=== Prompt ===
Omit the images. Copy each entry word for word.

=== Provided data ===
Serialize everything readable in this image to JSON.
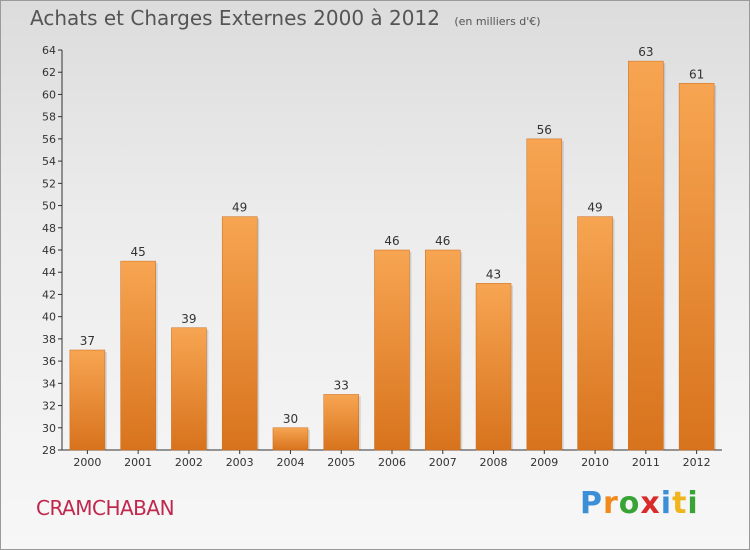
{
  "title": "Achats et Charges Externes 2000 à 2012",
  "unit": "(en milliers d'€)",
  "place": "CRAMCHABAN",
  "logo": {
    "text": "Proxiti",
    "letters": [
      {
        "ch": "P",
        "color": "#3a8fd6"
      },
      {
        "ch": "r",
        "color": "#f08a1c"
      },
      {
        "ch": "o",
        "color": "#3aa335"
      },
      {
        "ch": "x",
        "color": "#d92b2b"
      },
      {
        "ch": "i",
        "color": "#3a8fd6"
      },
      {
        "ch": "t",
        "color": "#f0b41c"
      },
      {
        "ch": "i",
        "color": "#3aa335"
      }
    ]
  },
  "chart_data": {
    "type": "bar",
    "title": "Achats et Charges Externes 2000 à 2012",
    "subtitle": "(en milliers d'€)",
    "xlabel": "",
    "ylabel": "",
    "categories": [
      "2000",
      "2001",
      "2002",
      "2003",
      "2004",
      "2005",
      "2006",
      "2007",
      "2008",
      "2009",
      "2010",
      "2011",
      "2012"
    ],
    "values": [
      37,
      45,
      39,
      49,
      30,
      33,
      46,
      46,
      43,
      56,
      49,
      63,
      61
    ],
    "ylim": [
      28,
      64
    ],
    "ytick_step": 2,
    "grid": false,
    "bar_color": "#f0963a"
  }
}
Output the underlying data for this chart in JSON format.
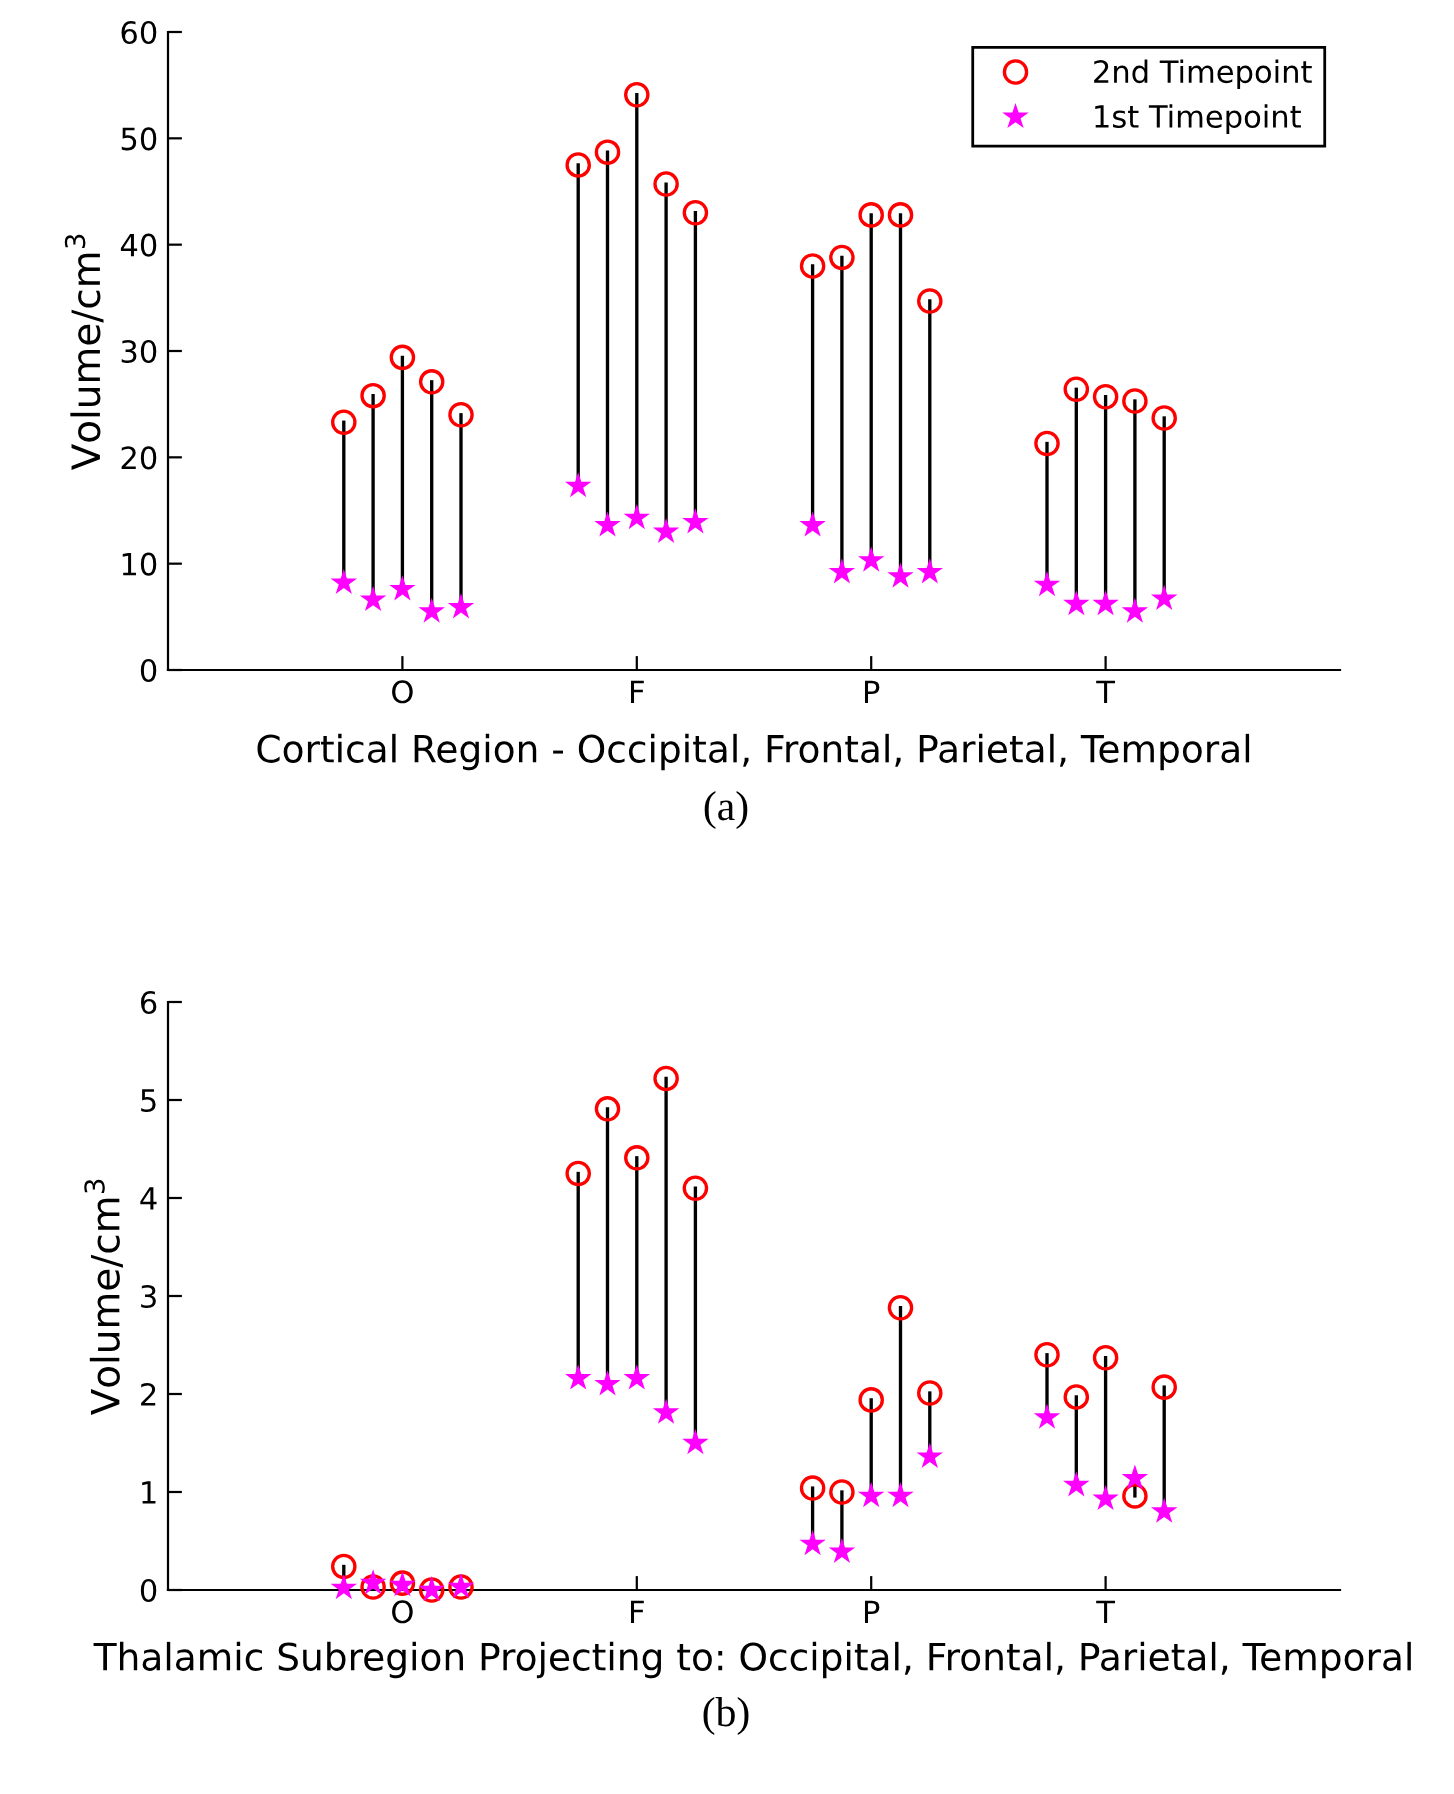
{
  "chart_data": [
    {
      "type": "scatter",
      "xlabel": "Cortical Region - Occipital, Frontal, Parietal, Temporal",
      "ylabel": "Volume/cm$^{3}$",
      "annotations": [
        "(a)"
      ],
      "categories": [
        null,
        null,
        null,
        null,
        null,
        null,
        null,
        null,
        "O",
        null,
        null,
        null,
        null,
        null,
        null,
        null,
        "F",
        null,
        null,
        null,
        null,
        null,
        null,
        null,
        "P",
        null,
        null,
        null,
        null,
        null,
        null,
        null,
        "T",
        null,
        null,
        null,
        null,
        null,
        null,
        null,
        null
      ],
      "ylim": [
        0,
        60
      ],
      "yticks": [
        0,
        10,
        20,
        30,
        40,
        50,
        60
      ],
      "grid": false,
      "legend": "top right",
      "series": [
        {
          "name": "2nd Timepoint",
          "color": "#ff0000",
          "marker": "circle",
          "values": [
            null,
            null,
            null,
            null,
            null,
            null,
            23.3,
            25.8,
            29.4,
            27.1,
            24.0,
            null,
            null,
            null,
            47.5,
            48.7,
            54.1,
            45.7,
            43.0,
            null,
            null,
            null,
            38.0,
            38.8,
            42.8,
            42.8,
            34.7,
            null,
            null,
            null,
            21.3,
            26.4,
            25.7,
            25.3,
            23.7,
            null,
            null,
            null,
            null,
            null,
            null
          ]
        },
        {
          "name": "1st Timepoint",
          "color": "#ff00ff",
          "marker": "star",
          "values": [
            null,
            null,
            null,
            null,
            null,
            null,
            8.2,
            6.6,
            7.6,
            5.5,
            5.9,
            null,
            null,
            null,
            17.3,
            13.6,
            14.3,
            13.0,
            13.9,
            null,
            null,
            null,
            13.6,
            9.2,
            10.3,
            8.8,
            9.2,
            null,
            null,
            null,
            8.0,
            6.2,
            6.2,
            5.5,
            6.7,
            null,
            null,
            null,
            null,
            null,
            null
          ]
        }
      ]
    },
    {
      "type": "scatter",
      "xlabel": "Thalamic Subregion Projecting to: Occipital, Frontal, Parietal, Temporal",
      "ylabel": "Volume/cm$^{3}$",
      "annotations": [
        "(b)"
      ],
      "categories": [
        null,
        null,
        null,
        null,
        null,
        null,
        null,
        null,
        "O",
        null,
        null,
        null,
        null,
        null,
        null,
        null,
        "F",
        null,
        null,
        null,
        null,
        null,
        null,
        null,
        "P",
        null,
        null,
        null,
        null,
        null,
        null,
        null,
        "T",
        null,
        null,
        null,
        null,
        null,
        null,
        null,
        null
      ],
      "ylim": [
        0,
        6
      ],
      "yticks": [
        0,
        1,
        2,
        3,
        4,
        5,
        6
      ],
      "grid": false,
      "legend": false,
      "series": [
        {
          "color": "#ff0000",
          "marker": "circle",
          "values": [
            null,
            null,
            null,
            null,
            null,
            null,
            0.24,
            0.03,
            0.07,
            0.0,
            0.03,
            null,
            null,
            null,
            4.25,
            4.91,
            4.41,
            5.22,
            4.1,
            null,
            null,
            null,
            1.04,
            1.0,
            1.94,
            2.88,
            2.01,
            null,
            null,
            null,
            2.4,
            1.97,
            2.37,
            0.96,
            2.07,
            null,
            null,
            null,
            null,
            null,
            null
          ]
        },
        {
          "color": "#ff00ff",
          "marker": "star",
          "values": [
            null,
            null,
            null,
            null,
            null,
            null,
            0.02,
            0.07,
            0.05,
            0.0,
            0.03,
            null,
            null,
            null,
            2.16,
            2.1,
            2.16,
            1.81,
            1.5,
            null,
            null,
            null,
            0.47,
            0.39,
            0.96,
            0.96,
            1.36,
            null,
            null,
            null,
            1.76,
            1.07,
            0.93,
            1.14,
            0.8,
            null,
            null,
            null,
            null,
            null,
            null
          ]
        }
      ]
    }
  ]
}
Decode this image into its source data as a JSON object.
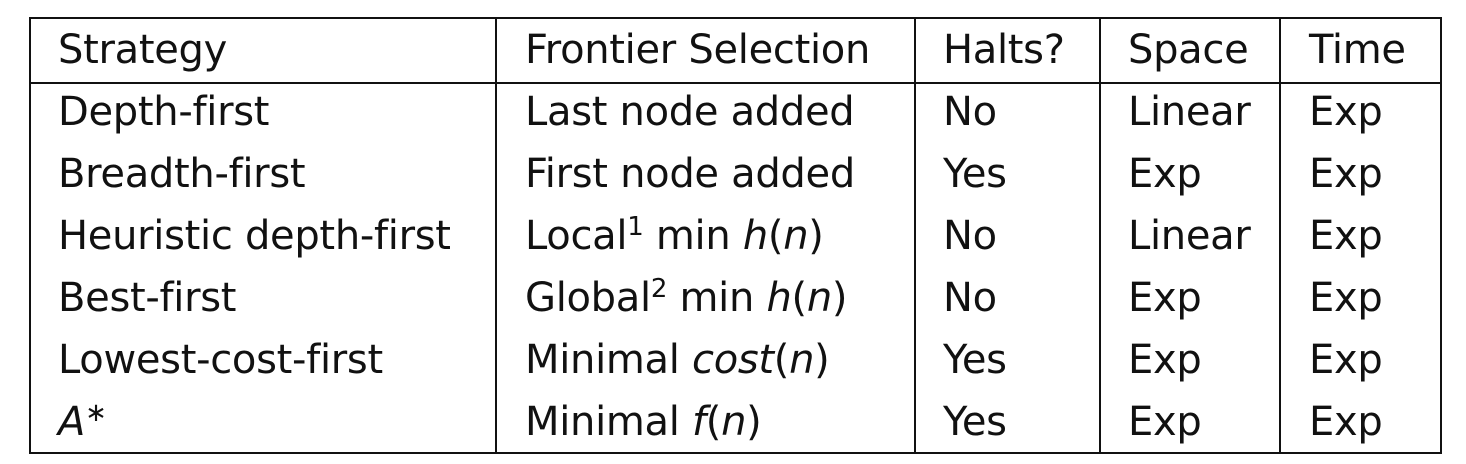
{
  "table": {
    "headers": [
      "Strategy",
      "Frontier Selection",
      "Halts?",
      "Space",
      "Time"
    ],
    "rows": [
      {
        "strategy": "Depth-first",
        "frontier": {
          "text": "Last node added"
        },
        "halts": "No",
        "space": "Linear",
        "time": "Exp"
      },
      {
        "strategy": "Breadth-first",
        "frontier": {
          "text": "First node added"
        },
        "halts": "Yes",
        "space": "Exp",
        "time": "Exp"
      },
      {
        "strategy": "Heuristic depth-first",
        "frontier": {
          "text": "Local",
          "sup": "1",
          "rest": " min ",
          "fn": "h",
          "open": "(",
          "arg": "n",
          "close": ")"
        },
        "halts": "No",
        "space": "Linear",
        "time": "Exp"
      },
      {
        "strategy": "Best-first",
        "frontier": {
          "text": "Global",
          "sup": "2",
          "rest": " min ",
          "fn": "h",
          "open": "(",
          "arg": "n",
          "close": ")"
        },
        "halts": "No",
        "space": "Exp",
        "time": "Exp"
      },
      {
        "strategy": "Lowest-cost-first",
        "frontier": {
          "text": "Minimal ",
          "fn": "cost",
          "open": "(",
          "arg": "n",
          "close": ")"
        },
        "halts": "Yes",
        "space": "Exp",
        "time": "Exp"
      },
      {
        "strategy": "A",
        "strategy_sup": "∗",
        "frontier": {
          "text": "Minimal ",
          "fn": "f",
          "open": "(",
          "arg": "n",
          "close": ")"
        },
        "halts": "Yes",
        "space": "Exp",
        "time": "Exp"
      }
    ]
  }
}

=== Complete output ===
Serialize everything readable in this image to JSON.
{
  "title": "Achats et Charges Externes 2000 à 2012",
  "unit": "(en milliers d'€)",
  "place": "CRAMCHABAN",
  "logo": {
    "text": "Proxiti",
    "letters": [
      {
        "ch": "P",
        "color": "#3a8fd6"
      },
      {
        "ch": "r",
        "color": "#f08a1c"
      },
      {
        "ch": "o",
        "color": "#3aa335"
      },
      {
        "ch": "x",
        "color": "#d92b2b"
      },
      {
        "ch": "i",
        "color": "#3a8fd6"
      },
      {
        "ch": "t",
        "color": "#f0b41c"
      },
      {
        "ch": "i",
        "color": "#3aa335"
      }
    ]
  },
  "chart_data": {
    "type": "bar",
    "title": "Achats et Charges Externes 2000 à 2012",
    "subtitle": "(en milliers d'€)",
    "xlabel": "",
    "ylabel": "",
    "categories": [
      "2000",
      "2001",
      "2002",
      "2003",
      "2004",
      "2005",
      "2006",
      "2007",
      "2008",
      "2009",
      "2010",
      "2011",
      "2012"
    ],
    "values": [
      37,
      45,
      39,
      49,
      30,
      33,
      46,
      46,
      43,
      56,
      49,
      63,
      61
    ],
    "ylim": [
      28,
      64
    ],
    "ytick_step": 2,
    "grid": false,
    "bar_color": "#f0963a"
  }
}
Output the underlying data for this chart in JSON format.
{
  "chart_data": [
    {
      "type": "scatter",
      "xlabel": "Cortical Region - Occipital, Frontal, Parietal, Temporal",
      "ylabel": "Volume/cm$^{3}$",
      "annotations": [
        "(a)"
      ],
      "categories": [
        null,
        null,
        null,
        null,
        null,
        null,
        null,
        null,
        "O",
        null,
        null,
        null,
        null,
        null,
        null,
        null,
        "F",
        null,
        null,
        null,
        null,
        null,
        null,
        null,
        "P",
        null,
        null,
        null,
        null,
        null,
        null,
        null,
        "T",
        null,
        null,
        null,
        null,
        null,
        null,
        null,
        null
      ],
      "ylim": [
        0,
        60
      ],
      "yticks": [
        0,
        10,
        20,
        30,
        40,
        50,
        60
      ],
      "grid": false,
      "legend": "top right",
      "series": [
        {
          "name": "2nd Timepoint",
          "color": "#ff0000",
          "marker": "circle",
          "values": [
            null,
            null,
            null,
            null,
            null,
            null,
            23.3,
            25.8,
            29.4,
            27.1,
            24.0,
            null,
            null,
            null,
            47.5,
            48.7,
            54.1,
            45.7,
            43.0,
            null,
            null,
            null,
            38.0,
            38.8,
            42.8,
            42.8,
            34.7,
            null,
            null,
            null,
            21.3,
            26.4,
            25.7,
            25.3,
            23.7,
            null,
            null,
            null,
            null,
            null,
            null
          ]
        },
        {
          "name": "1st Timepoint",
          "color": "#ff00ff",
          "marker": "star",
          "values": [
            null,
            null,
            null,
            null,
            null,
            null,
            8.2,
            6.6,
            7.6,
            5.5,
            5.9,
            null,
            null,
            null,
            17.3,
            13.6,
            14.3,
            13.0,
            13.9,
            null,
            null,
            null,
            13.6,
            9.2,
            10.3,
            8.8,
            9.2,
            null,
            null,
            null,
            8.0,
            6.2,
            6.2,
            5.5,
            6.7,
            null,
            null,
            null,
            null,
            null,
            null
          ]
        }
      ]
    },
    {
      "type": "scatter",
      "xlabel": "Thalamic Subregion Projecting to: Occipital, Frontal, Parietal, Temporal",
      "ylabel": "Volume/cm$^{3}$",
      "annotations": [
        "(b)"
      ],
      "categories": [
        null,
        null,
        null,
        null,
        null,
        null,
        null,
        null,
        "O",
        null,
        null,
        null,
        null,
        null,
        null,
        null,
        "F",
        null,
        null,
        null,
        null,
        null,
        null,
        null,
        "P",
        null,
        null,
        null,
        null,
        null,
        null,
        null,
        "T",
        null,
        null,
        null,
        null,
        null,
        null,
        null,
        null
      ],
      "ylim": [
        0,
        6
      ],
      "yticks": [
        0,
        1,
        2,
        3,
        4,
        5,
        6
      ],
      "grid": false,
      "legend": false,
      "series": [
        {
          "color": "#ff0000",
          "marker": "circle",
          "values": [
            null,
            null,
            null,
            null,
            null,
            null,
            0.24,
            0.03,
            0.07,
            0.0,
            0.03,
            null,
            null,
            null,
            4.25,
            4.91,
            4.41,
            5.22,
            4.1,
            null,
            null,
            null,
            1.04,
            1.0,
            1.94,
            2.88,
            2.01,
            null,
            null,
            null,
            2.4,
            1.97,
            2.37,
            0.96,
            2.07,
            null,
            null,
            null,
            null,
            null,
            null
          ]
        },
        {
          "color": "#ff00ff",
          "marker": "star",
          "values": [
            null,
            null,
            null,
            null,
            null,
            null,
            0.02,
            0.07,
            0.05,
            0.0,
            0.03,
            null,
            null,
            null,
            2.16,
            2.1,
            2.16,
            1.81,
            1.5,
            null,
            null,
            null,
            0.47,
            0.39,
            0.96,
            0.96,
            1.36,
            null,
            null,
            null,
            1.76,
            1.07,
            0.93,
            1.14,
            0.8,
            null,
            null,
            null,
            null,
            null,
            null
          ]
        }
      ]
    }
  ]
}
Decode this image into its source data as a JSON object.
{
  "table": {
    "headers": [
      "Strategy",
      "Frontier Selection",
      "Halts?",
      "Space",
      "Time"
    ],
    "rows": [
      {
        "strategy": "Depth-first",
        "frontier": {
          "text": "Last node added"
        },
        "halts": "No",
        "space": "Linear",
        "time": "Exp"
      },
      {
        "strategy": "Breadth-first",
        "frontier": {
          "text": "First node added"
        },
        "halts": "Yes",
        "space": "Exp",
        "time": "Exp"
      },
      {
        "strategy": "Heuristic depth-first",
        "frontier": {
          "text": "Local",
          "sup": "1",
          "rest": " min ",
          "fn": "h",
          "open": "(",
          "arg": "n",
          "close": ")"
        },
        "halts": "No",
        "space": "Linear",
        "time": "Exp"
      },
      {
        "strategy": "Best-first",
        "frontier": {
          "text": "Global",
          "sup": "2",
          "rest": " min ",
          "fn": "h",
          "open": "(",
          "arg": "n",
          "close": ")"
        },
        "halts": "No",
        "space": "Exp",
        "time": "Exp"
      },
      {
        "strategy": "Lowest-cost-first",
        "frontier": {
          "text": "Minimal ",
          "fn": "cost",
          "open": "(",
          "arg": "n",
          "close": ")"
        },
        "halts": "Yes",
        "space": "Exp",
        "time": "Exp"
      },
      {
        "strategy": "A",
        "strategy_sup": "∗",
        "frontier": {
          "text": "Minimal ",
          "fn": "f",
          "open": "(",
          "arg": "n",
          "close": ")"
        },
        "halts": "Yes",
        "space": "Exp",
        "time": "Exp"
      }
    ]
  }
}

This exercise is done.